## WRITTEN REQUEST
Write out the complete material exactly as it stands.

Dataset records

········

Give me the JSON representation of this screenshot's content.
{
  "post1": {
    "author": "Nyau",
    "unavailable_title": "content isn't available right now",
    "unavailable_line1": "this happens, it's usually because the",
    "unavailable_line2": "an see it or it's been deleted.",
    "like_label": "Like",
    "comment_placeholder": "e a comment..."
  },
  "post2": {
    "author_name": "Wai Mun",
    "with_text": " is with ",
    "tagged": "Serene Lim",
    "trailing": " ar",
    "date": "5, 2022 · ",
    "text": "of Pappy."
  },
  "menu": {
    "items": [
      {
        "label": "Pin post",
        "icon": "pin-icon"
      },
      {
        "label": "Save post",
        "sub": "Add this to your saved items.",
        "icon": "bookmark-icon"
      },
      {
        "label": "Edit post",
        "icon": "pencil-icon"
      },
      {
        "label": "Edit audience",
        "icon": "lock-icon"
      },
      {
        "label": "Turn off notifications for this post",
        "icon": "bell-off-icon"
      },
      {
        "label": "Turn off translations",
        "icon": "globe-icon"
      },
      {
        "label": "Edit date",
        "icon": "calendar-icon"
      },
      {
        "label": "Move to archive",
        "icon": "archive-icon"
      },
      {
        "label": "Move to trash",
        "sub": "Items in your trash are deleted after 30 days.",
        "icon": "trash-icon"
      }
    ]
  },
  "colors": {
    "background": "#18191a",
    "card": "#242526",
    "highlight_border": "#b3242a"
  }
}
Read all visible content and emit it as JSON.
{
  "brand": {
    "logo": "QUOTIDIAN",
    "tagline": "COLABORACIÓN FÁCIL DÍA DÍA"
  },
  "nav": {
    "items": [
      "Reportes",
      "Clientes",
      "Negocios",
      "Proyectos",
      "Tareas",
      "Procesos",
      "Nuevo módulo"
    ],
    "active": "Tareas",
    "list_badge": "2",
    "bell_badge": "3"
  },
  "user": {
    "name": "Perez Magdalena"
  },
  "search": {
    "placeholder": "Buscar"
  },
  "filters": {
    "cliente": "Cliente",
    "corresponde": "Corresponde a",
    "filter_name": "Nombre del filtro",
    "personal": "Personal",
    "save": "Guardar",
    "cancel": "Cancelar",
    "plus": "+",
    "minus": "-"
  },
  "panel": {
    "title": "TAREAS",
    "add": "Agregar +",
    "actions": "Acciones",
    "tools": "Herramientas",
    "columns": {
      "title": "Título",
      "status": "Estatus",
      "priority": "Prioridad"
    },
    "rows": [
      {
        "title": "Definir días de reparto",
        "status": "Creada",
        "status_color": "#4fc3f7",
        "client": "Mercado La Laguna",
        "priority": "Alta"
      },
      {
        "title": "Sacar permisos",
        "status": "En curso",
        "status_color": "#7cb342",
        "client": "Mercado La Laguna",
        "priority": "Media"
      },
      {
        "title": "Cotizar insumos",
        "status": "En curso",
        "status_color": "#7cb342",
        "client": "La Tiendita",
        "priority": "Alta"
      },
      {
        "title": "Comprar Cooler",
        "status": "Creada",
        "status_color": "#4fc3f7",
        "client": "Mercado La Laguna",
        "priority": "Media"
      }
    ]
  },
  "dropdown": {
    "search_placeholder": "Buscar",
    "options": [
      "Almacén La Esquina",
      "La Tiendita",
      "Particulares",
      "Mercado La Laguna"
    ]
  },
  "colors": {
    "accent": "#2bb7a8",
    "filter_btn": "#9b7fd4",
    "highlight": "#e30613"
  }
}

········

## REPLY TO THE TASK
Give me the JSON representation of this screenshot's content.
{
  "post1": {
    "author": "Nyau",
    "unavailable_title": "content isn't available right now",
    "unavailable_line1": "this happens, it's usually because the",
    "unavailable_line2": "an see it or it's been deleted.",
    "like_label": "Like",
    "comment_placeholder": "e a comment..."
  },
  "post2": {
    "author_name": "Wai Mun",
    "with_text": " is with ",
    "tagged": "Serene Lim",
    "trailing": " ar",
    "date": "5, 2022 · ",
    "text": "of Pappy."
  },
  "menu": {
    "items": [
      {
        "label": "Pin post",
        "icon": "pin-icon"
      },
      {
        "label": "Save post",
        "sub": "Add this to your saved items.",
        "icon": "bookmark-icon"
      },
      {
        "label": "Edit post",
        "icon": "pencil-icon"
      },
      {
        "label": "Edit audience",
        "icon": "lock-icon"
      },
      {
        "label": "Turn off notifications for this post",
        "icon": "bell-off-icon"
      },
      {
        "label": "Turn off translations",
        "icon": "globe-icon"
      },
      {
        "label": "Edit date",
        "icon": "calendar-icon"
      },
      {
        "label": "Move to archive",
        "icon": "archive-icon"
      },
      {
        "label": "Move to trash",
        "sub": "Items in your trash are deleted after 30 days.",
        "icon": "trash-icon"
      }
    ]
  },
  "colors": {
    "background": "#18191a",
    "card": "#242526",
    "highlight_border": "#b3242a"
  }
}
Read all visible content and emit it as JSON.
{
  "brand": {
    "logo": "QUOTIDIAN",
    "tagline": "COLABORACIÓN FÁCIL DÍA DÍA"
  },
  "nav": {
    "items": [
      "Reportes",
      "Clientes",
      "Negocios",
      "Proyectos",
      "Tareas",
      "Procesos",
      "Nuevo módulo"
    ],
    "active": "Tareas",
    "list_badge": "2",
    "bell_badge": "3"
  },
  "user": {
    "name": "Perez Magdalena"
  },
  "search": {
    "placeholder": "Buscar"
  },
  "filters": {
    "cliente": "Cliente",
    "corresponde": "Corresponde a",
    "filter_name": "Nombre del filtro",
    "personal": "Personal",
    "save": "Guardar",
    "cancel": "Cancelar",
    "plus": "+",
    "minus": "-"
  },
  "panel": {
    "title": "TAREAS",
    "add": "Agregar +",
    "actions": "Acciones",
    "tools": "Herramientas",
    "columns": {
      "title": "Título",
      "status": "Estatus",
      "priority": "Prioridad"
    },
    "rows": [
      {
        "title": "Definir días de reparto",
        "status": "Creada",
        "status_color": "#4fc3f7",
        "client": "Mercado La Laguna",
        "priority": "Alta"
      },
      {
        "title": "Sacar permisos",
        "status": "En curso",
        "status_color": "#7cb342",
        "client": "Mercado La Laguna",
        "priority": "Media"
      },
      {
        "title": "Cotizar insumos",
        "status": "En curso",
        "status_color": "#7cb342",
        "client": "La Tiendita",
        "priority": "Alta"
      },
      {
        "title": "Comprar Cooler",
        "status": "Creada",
        "status_color": "#4fc3f7",
        "client": "Mercado La Laguna",
        "priority": "Media"
      }
    ]
  },
  "dropdown": {
    "search_placeholder": "Buscar",
    "options": [
      "Almacén La Esquina",
      "La Tiendita",
      "Particulares",
      "Mercado La Laguna"
    ]
  },
  "colors": {
    "accent": "#2bb7a8",
    "filter_btn": "#9b7fd4",
    "highlight": "#e30613"
  }
}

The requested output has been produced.